_Dataset rows_
------------------------------------------------------------
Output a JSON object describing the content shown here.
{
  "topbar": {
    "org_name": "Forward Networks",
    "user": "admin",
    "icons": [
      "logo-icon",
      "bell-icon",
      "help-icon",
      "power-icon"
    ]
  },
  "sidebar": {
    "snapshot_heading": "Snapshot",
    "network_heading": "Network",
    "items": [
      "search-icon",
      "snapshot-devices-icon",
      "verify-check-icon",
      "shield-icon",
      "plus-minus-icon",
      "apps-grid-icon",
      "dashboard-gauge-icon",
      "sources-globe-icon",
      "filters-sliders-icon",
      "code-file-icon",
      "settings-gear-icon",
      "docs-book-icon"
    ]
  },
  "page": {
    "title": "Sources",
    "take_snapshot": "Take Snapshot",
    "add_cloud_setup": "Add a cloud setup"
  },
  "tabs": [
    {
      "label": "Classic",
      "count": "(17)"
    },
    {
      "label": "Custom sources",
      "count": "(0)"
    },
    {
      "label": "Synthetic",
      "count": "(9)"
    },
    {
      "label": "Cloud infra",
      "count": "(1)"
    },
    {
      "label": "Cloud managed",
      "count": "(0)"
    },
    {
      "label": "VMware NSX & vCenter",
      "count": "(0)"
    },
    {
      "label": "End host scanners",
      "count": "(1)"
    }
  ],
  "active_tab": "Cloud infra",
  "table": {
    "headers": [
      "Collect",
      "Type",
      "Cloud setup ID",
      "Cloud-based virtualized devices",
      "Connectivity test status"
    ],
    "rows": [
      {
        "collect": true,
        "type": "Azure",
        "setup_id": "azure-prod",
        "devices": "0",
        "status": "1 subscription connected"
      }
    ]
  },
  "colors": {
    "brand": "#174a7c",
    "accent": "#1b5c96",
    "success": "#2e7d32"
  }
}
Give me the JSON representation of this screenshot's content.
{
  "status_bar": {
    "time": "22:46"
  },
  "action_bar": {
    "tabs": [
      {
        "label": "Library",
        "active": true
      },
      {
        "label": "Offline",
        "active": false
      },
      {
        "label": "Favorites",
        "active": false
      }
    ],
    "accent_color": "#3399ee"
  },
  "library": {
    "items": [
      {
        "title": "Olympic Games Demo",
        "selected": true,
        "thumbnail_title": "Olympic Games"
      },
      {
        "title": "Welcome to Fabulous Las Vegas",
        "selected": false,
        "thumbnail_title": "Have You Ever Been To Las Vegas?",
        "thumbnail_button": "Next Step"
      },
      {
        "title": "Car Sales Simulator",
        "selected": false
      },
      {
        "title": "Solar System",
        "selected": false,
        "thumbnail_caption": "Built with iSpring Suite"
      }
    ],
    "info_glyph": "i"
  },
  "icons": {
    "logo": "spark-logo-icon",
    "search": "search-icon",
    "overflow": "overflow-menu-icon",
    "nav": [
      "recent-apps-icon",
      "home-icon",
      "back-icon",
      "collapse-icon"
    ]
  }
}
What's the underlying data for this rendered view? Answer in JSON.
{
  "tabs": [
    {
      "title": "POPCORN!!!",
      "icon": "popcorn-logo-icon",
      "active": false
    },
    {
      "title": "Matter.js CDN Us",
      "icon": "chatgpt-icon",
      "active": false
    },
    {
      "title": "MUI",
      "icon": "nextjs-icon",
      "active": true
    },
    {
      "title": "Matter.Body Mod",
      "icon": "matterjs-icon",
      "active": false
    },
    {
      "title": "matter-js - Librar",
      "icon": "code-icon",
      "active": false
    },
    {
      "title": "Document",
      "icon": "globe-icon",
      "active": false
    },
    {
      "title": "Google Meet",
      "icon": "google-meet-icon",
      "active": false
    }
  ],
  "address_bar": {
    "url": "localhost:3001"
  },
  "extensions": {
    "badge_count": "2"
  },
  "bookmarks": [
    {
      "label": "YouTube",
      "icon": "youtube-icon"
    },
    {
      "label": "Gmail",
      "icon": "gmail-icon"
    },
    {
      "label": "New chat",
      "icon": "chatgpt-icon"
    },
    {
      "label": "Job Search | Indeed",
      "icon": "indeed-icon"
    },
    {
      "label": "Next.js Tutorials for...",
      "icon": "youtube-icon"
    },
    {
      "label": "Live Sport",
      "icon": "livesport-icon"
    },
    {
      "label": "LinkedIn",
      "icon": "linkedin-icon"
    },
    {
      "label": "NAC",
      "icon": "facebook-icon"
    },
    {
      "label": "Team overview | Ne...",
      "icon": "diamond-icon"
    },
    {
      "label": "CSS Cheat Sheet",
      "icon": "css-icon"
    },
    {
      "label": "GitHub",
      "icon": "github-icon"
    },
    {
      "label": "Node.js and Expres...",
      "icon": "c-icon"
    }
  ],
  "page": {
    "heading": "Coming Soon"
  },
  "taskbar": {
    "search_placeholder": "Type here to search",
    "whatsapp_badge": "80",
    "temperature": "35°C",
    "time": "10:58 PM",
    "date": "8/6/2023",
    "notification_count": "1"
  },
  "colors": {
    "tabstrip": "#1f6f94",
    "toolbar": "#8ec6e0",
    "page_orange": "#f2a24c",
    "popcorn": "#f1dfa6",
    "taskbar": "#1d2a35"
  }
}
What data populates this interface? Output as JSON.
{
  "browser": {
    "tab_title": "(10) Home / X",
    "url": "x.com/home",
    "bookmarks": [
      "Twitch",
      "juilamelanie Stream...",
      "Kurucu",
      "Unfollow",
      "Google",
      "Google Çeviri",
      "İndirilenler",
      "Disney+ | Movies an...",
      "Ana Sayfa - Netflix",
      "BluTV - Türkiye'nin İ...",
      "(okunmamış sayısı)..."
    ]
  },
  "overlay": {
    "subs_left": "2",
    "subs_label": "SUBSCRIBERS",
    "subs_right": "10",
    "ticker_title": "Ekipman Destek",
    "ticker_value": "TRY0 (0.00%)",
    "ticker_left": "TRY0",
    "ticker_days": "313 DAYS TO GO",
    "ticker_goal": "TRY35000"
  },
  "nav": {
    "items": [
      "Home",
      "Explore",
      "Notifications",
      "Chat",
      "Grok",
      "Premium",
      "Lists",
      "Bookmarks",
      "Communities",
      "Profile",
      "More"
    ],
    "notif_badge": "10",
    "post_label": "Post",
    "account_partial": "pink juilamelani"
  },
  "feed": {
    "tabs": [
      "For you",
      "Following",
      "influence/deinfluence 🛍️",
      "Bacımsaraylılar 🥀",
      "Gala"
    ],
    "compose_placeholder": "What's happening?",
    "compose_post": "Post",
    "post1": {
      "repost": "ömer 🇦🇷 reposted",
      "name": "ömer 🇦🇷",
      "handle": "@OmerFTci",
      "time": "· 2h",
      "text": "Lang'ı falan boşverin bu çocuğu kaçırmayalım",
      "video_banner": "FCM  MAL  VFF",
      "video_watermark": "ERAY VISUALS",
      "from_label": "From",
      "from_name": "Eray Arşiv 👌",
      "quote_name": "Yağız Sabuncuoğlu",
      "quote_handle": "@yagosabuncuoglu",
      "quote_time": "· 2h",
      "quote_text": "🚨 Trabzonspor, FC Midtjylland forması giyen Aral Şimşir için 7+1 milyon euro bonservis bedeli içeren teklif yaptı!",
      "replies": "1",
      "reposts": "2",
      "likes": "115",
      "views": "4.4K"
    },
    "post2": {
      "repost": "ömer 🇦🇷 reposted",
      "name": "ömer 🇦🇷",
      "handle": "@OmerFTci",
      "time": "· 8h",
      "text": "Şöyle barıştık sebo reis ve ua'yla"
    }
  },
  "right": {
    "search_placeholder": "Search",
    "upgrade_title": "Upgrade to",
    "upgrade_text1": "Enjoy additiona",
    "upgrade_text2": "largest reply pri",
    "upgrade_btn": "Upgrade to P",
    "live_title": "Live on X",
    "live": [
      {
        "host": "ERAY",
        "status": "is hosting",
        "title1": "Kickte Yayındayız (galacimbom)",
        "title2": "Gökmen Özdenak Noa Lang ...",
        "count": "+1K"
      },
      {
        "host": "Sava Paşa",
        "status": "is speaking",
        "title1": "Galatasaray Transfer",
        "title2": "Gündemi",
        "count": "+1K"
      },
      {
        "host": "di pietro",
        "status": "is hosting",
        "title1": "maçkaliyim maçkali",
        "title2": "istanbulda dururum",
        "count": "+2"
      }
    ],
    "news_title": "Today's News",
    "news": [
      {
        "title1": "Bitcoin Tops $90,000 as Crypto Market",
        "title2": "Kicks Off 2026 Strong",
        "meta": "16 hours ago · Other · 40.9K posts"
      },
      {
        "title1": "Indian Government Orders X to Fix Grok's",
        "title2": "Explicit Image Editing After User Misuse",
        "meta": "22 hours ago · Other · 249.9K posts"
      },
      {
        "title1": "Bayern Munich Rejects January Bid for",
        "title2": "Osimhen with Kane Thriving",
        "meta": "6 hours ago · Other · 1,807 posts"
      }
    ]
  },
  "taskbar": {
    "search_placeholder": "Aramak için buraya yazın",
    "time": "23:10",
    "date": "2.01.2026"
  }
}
------------------------------------------------------------
_What is being asked_
Using the listing above, show every line that includes the string "true".

_Result_
        "collect": true,
        "active": true
        "selected": true,
      "active": true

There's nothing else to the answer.